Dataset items
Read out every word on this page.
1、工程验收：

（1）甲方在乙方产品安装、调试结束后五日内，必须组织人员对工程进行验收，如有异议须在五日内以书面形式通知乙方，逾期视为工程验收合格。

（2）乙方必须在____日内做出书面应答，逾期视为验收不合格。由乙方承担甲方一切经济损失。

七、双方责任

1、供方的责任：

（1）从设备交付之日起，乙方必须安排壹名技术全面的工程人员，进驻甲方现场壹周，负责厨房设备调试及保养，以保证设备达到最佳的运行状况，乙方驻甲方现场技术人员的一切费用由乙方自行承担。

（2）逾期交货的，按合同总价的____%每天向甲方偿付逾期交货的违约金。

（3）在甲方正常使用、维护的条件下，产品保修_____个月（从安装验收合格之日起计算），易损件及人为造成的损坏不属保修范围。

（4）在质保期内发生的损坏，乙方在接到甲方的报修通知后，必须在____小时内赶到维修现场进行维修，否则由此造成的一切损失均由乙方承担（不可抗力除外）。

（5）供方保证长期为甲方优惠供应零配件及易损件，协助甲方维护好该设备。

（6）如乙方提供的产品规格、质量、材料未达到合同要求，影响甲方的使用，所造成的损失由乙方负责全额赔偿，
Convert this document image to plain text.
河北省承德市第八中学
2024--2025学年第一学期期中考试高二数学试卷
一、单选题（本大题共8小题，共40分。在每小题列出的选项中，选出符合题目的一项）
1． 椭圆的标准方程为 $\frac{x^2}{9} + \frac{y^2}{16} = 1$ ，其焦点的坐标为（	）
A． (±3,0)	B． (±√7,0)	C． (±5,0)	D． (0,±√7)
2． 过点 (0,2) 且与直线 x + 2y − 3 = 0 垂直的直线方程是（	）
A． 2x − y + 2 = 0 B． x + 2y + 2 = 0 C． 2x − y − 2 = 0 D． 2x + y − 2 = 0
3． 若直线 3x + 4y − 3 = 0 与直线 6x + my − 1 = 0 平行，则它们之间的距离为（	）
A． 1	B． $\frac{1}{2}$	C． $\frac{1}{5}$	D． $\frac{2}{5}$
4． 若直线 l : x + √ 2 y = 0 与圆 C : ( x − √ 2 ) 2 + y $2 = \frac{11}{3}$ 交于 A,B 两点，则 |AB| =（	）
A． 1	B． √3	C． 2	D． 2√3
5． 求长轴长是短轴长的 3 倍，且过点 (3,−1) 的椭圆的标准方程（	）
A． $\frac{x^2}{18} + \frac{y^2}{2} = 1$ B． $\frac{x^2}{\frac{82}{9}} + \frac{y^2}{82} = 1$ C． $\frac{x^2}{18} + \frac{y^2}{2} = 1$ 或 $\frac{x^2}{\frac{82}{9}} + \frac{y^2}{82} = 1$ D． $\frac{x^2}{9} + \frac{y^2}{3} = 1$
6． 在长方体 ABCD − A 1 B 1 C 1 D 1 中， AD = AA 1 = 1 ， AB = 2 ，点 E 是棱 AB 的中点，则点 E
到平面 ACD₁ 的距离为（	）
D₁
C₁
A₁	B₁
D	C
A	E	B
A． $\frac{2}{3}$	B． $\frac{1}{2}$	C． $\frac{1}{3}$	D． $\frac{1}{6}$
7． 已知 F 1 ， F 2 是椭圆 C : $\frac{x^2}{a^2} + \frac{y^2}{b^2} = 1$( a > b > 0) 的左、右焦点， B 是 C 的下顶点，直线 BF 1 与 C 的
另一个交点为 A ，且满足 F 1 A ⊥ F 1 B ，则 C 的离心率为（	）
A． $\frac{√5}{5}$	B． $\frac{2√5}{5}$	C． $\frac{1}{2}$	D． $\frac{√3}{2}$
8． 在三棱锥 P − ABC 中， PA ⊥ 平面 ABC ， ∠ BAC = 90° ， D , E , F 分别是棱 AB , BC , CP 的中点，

WHAT NEEDS TO BE DONE = Each of the records should be retyped exactly.

RESULT BELOW =
Read out every word on this page.
1、工程验收：

（1）甲方在乙方产品安装、调试结束后五日内，必须组织人员对工程进行验收，如有异议须在五日内以书面形式通知乙方，逾期视为工程验收合格。

（2）乙方必须在____日内做出书面应答，逾期视为验收不合格。由乙方承担甲方一切经济损失。

七、双方责任

1、供方的责任：

（1）从设备交付之日起，乙方必须安排壹名技术全面的工程人员，进驻甲方现场壹周，负责厨房设备调试及保养，以保证设备达到最佳的运行状况，乙方驻甲方现场技术人员的一切费用由乙方自行承担。

（2）逾期交货的，按合同总价的____%每天向甲方偿付逾期交货的违约金。

（3）在甲方正常使用、维护的条件下，产品保修_____个月（从安装验收合格之日起计算），易损件及人为造成的损坏不属保修范围。

（4）在质保期内发生的损坏，乙方在接到甲方的报修通知后，必须在____小时内赶到维修现场进行维修，否则由此造成的一切损失均由乙方承担（不可抗力除外）。

（5）供方保证长期为甲方优惠供应零配件及易损件，协助甲方维护好该设备。

（6）如乙方提供的产品规格、质量、材料未达到合同要求，影响甲方的使用，所造成的损失由乙方负责全额赔偿，
Convert this document image to plain text.
河北省承德市第八中学
2024--2025学年第一学期期中考试高二数学试卷
一、单选题（本大题共8小题，共40分。在每小题列出的选项中，选出符合题目的一项）
1． 椭圆的标准方程为 $\frac{x^2}{9} + \frac{y^2}{16} = 1$ ，其焦点的坐标为（	）
A． (±3,0)	B． (±√7,0)	C． (±5,0)	D． (0,±√7)
2． 过点 (0,2) 且与直线 x + 2y − 3 = 0 垂直的直线方程是（	）
A． 2x − y + 2 = 0 B． x + 2y + 2 = 0 C． 2x − y − 2 = 0 D． 2x + y − 2 = 0
3． 若直线 3x + 4y − 3 = 0 与直线 6x + my − 1 = 0 平行，则它们之间的距离为（	）
A． 1	B． $\frac{1}{2}$	C． $\frac{1}{5}$	D． $\frac{2}{5}$
4． 若直线 l : x + √ 2 y = 0 与圆 C : ( x − √ 2 ) 2 + y $2 = \frac{11}{3}$ 交于 A,B 两点，则 |AB| =（	）
A． 1	B． √3	C． 2	D． 2√3
5． 求长轴长是短轴长的 3 倍，且过点 (3,−1) 的椭圆的标准方程（	）
A． $\frac{x^2}{18} + \frac{y^2}{2} = 1$ B． $\frac{x^2}{\frac{82}{9}} + \frac{y^2}{82} = 1$ C． $\frac{x^2}{18} + \frac{y^2}{2} = 1$ 或 $\frac{x^2}{\frac{82}{9}} + \frac{y^2}{82} = 1$ D． $\frac{x^2}{9} + \frac{y^2}{3} = 1$
6． 在长方体 ABCD − A 1 B 1 C 1 D 1 中， AD = AA 1 = 1 ， AB = 2 ，点 E 是棱 AB 的中点，则点 E
到平面 ACD₁ 的距离为（	）
D₁
C₁
A₁	B₁
D	C
A	E	B
A． $\frac{2}{3}$	B． $\frac{1}{2}$	C． $\frac{1}{3}$	D． $\frac{1}{6}$
7． 已知 F 1 ， F 2 是椭圆 C : $\frac{x^2}{a^2} + \frac{y^2}{b^2} = 1$( a > b > 0) 的左、右焦点， B 是 C 的下顶点，直线 BF 1 与 C 的
另一个交点为 A ，且满足 F 1 A ⊥ F 1 B ，则 C 的离心率为（	）
A． $\frac{√5}{5}$	B． $\frac{2√5}{5}$	C． $\frac{1}{2}$	D． $\frac{√3}{2}$
8． 在三棱锥 P − ABC 中， PA ⊥ 平面 ABC ， ∠ BAC = 90° ， D , E , F 分别是棱 AB , BC , CP 的中点，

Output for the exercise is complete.